Text provided.
---*---
Question1

Please visit RPubs webpage here for the compiled report:

http://rpubs.com/columbia202/TDI_challenge_ar3177_columbia_question_1

if not, copy paste the code into an R Markdown file, and Knit as HTML.

by: Alireza Roshan Ghias (ar3177@columbia.edu)

Summary

The algorithm is very simple: Draw a coin, see if it is sufficient to pay, if not, draw another one, etc. If the sum was enough, calculate the change. Do this for n times, and calculate the mean and the standard deviation.

The question is how to get 10 digits of precision for both mean and SD.

The short answer is, in order to calculate the mean and SD with 10 digits of precision, we need a sample size of 2 × 10²⁰!

In the first part of the code, the sample size needed to have 10 digits of precision for the “mean” is calculated from Central limit theorem.

In the second part, since CLT does not hold for SD, the number of samples is estimated based on an ad hoc method, i.e. by modeling the SD over number of samples.

The Code

coins = c(0.01, 0.05, 0.1, 0.25, 0.5)
price = 0.25    # in dollars
niter = 10000   # number of samples, i.e. the times we calculate change
change = rep(NA, niter)

for (i in 1:niter) {
  total = 0
  change[i] = total - price
  while (change[i] < 0) {
    # we draw a coin with equal probability
    total = total + sample(x = coins, size = 1)
    change[i] = total - price
  }
}

For sample size of 10⁴, Mean of change is: 0.1601. Standard deviation of change is: 0.1417.

To get the precision of the mean, we can use Central Limit Theorem (CLT) and calculate the standard error of the mean. SE of the mean is: 0.0014. Now if we want to have 10 digits of precision for the mean, the SE of the mean should be around 1e-11, and the number of samples should be: 2.0071 × 10²⁰, which is simply not possible to be done by my computer!

Calculating the SD of SD

For standard deviation, however, the CLT does not hold, so in order to calculate the SD of the SD, we calculate SD for various sample sizes, and using an exponential model, we estimate the number of samples needed.

rm(list = ls())

coins = c(0.01, 0.05, 0.1, 0.25, 0.5)
price = 0.25    # in dollars
niter = c(10, 100, 1000, 10000)
m = 10

stand_dev = as.data.frame(matrix(data = NA, nrow = m, ncol = length(niter)))
colnames(stand_dev) = as.character(niter)
for (k in 1:length(niter)) { # run the code for different number of iterations
  for (j in 1:m) { # m counts for each number of iterations
    change = rep(NA, niter[k])
    for (i in 1:niter[k]) { # calculate the change for each iteration
      total = 0
      change[i] = total - price
      while (change[i] < 0) {
        # we draw a coin with equal probability
        total = total + sample(x = coins, size = 1)
---*---
Supplied entries.

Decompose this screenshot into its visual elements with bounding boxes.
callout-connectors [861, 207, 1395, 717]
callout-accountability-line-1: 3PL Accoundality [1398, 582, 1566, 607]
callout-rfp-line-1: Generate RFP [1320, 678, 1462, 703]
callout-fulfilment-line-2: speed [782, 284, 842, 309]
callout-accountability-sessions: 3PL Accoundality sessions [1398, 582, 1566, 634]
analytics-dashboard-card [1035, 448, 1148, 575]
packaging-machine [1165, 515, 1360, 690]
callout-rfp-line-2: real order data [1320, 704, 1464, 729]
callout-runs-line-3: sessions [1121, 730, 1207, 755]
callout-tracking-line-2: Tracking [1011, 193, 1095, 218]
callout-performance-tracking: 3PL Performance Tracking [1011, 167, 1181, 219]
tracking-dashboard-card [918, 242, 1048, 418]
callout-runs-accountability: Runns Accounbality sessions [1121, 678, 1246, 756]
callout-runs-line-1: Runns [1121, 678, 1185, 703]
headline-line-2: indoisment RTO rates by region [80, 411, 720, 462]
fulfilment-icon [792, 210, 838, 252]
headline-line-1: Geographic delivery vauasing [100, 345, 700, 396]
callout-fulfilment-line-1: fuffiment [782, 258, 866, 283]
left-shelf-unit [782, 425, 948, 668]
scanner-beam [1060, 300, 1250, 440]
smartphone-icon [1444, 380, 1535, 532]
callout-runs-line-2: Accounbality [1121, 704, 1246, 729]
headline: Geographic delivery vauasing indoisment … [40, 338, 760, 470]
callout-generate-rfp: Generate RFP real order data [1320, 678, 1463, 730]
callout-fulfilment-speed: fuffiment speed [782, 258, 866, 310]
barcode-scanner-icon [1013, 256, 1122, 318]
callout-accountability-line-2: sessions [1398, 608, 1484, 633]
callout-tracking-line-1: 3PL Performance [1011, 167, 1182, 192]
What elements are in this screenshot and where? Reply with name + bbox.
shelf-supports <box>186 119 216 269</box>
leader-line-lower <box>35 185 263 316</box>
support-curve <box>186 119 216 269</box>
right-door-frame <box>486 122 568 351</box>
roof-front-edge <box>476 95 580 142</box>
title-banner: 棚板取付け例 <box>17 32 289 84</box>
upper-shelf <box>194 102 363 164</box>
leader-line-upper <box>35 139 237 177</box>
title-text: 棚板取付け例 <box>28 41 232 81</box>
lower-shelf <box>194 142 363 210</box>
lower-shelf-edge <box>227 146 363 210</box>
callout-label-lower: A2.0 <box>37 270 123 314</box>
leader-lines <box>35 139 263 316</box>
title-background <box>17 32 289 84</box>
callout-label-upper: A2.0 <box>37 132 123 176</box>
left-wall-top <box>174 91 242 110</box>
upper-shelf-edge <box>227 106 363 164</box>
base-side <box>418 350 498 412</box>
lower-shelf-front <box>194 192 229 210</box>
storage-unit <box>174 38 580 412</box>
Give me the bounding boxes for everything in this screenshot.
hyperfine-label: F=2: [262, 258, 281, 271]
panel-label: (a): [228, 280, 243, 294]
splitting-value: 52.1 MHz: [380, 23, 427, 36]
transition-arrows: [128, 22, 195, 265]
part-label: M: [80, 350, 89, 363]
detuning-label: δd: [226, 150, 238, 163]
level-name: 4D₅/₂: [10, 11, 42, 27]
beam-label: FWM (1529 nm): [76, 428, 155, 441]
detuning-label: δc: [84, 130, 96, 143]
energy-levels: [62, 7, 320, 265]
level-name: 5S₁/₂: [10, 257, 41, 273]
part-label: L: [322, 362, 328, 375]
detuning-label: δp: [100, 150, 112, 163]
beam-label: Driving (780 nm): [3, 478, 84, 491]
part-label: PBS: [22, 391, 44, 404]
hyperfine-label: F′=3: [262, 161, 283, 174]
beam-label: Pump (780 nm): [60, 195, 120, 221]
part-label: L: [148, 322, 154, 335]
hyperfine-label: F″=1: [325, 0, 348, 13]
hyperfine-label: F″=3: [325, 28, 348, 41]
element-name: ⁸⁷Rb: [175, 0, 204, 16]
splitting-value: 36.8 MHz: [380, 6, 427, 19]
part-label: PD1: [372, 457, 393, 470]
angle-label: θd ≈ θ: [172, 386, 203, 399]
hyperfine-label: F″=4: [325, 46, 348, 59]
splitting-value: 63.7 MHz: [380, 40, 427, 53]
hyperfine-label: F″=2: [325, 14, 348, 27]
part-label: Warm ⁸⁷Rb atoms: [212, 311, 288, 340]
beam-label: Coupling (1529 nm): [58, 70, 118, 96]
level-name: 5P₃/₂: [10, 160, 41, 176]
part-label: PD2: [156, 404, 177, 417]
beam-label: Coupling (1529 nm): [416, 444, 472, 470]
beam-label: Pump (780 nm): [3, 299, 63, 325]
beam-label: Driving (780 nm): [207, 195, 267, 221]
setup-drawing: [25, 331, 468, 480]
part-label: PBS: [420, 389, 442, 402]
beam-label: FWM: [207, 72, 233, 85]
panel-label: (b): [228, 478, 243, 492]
---*---
Given exercise. Resume the write-up on simulating coin change in R, continuing its code and explanation from the final line shown.

The reply.
        change[i] = total - price
      }
    }
    # calculate the SD of the change for m counts of 'niter' times
    stand_dev[j, k] = sd(change)
  }
}

Plotting the SD of change for different sample sizes.

require(ggplot2)
require(reshape2)

stand_dev_melt = melt(stand_dev)
stand_dev_melt$variable = as.numeric(as.character(stand_dev_melt$variable))
ggplot(stand_dev_melt, aes(variable, value)) + 
  geom_point() + 
  scale_x_log10("Sample size") + 
  scale_y_continuous("Standard deviation of change")

plot of chunk unnamed-chunk-3

As we can see, the SD converges as sample size increases. To find out what sample size is needed for the SD to be precise to 10 digits, we need to calculate the SD of SD.

sos = data.frame(x = niter,
                 y = sapply(stand_dev, function(x) sd(x)))
ggplot(sos, aes(x, y)) + 
  geom_point(size = 4) +
  stat_smooth(method = "lm", col = "red") +
  scale_x_log10("Sample size") + 
  scale_y_log10("SD of SD")

plot of chunk unnamed-chunk-4

SD of SD seems to have a linear relationship with sample size in log-log scale, so we can fit a line, and predict the sample size needed

exponential.model <- lm(data = sos, log10(y)~ log10(x))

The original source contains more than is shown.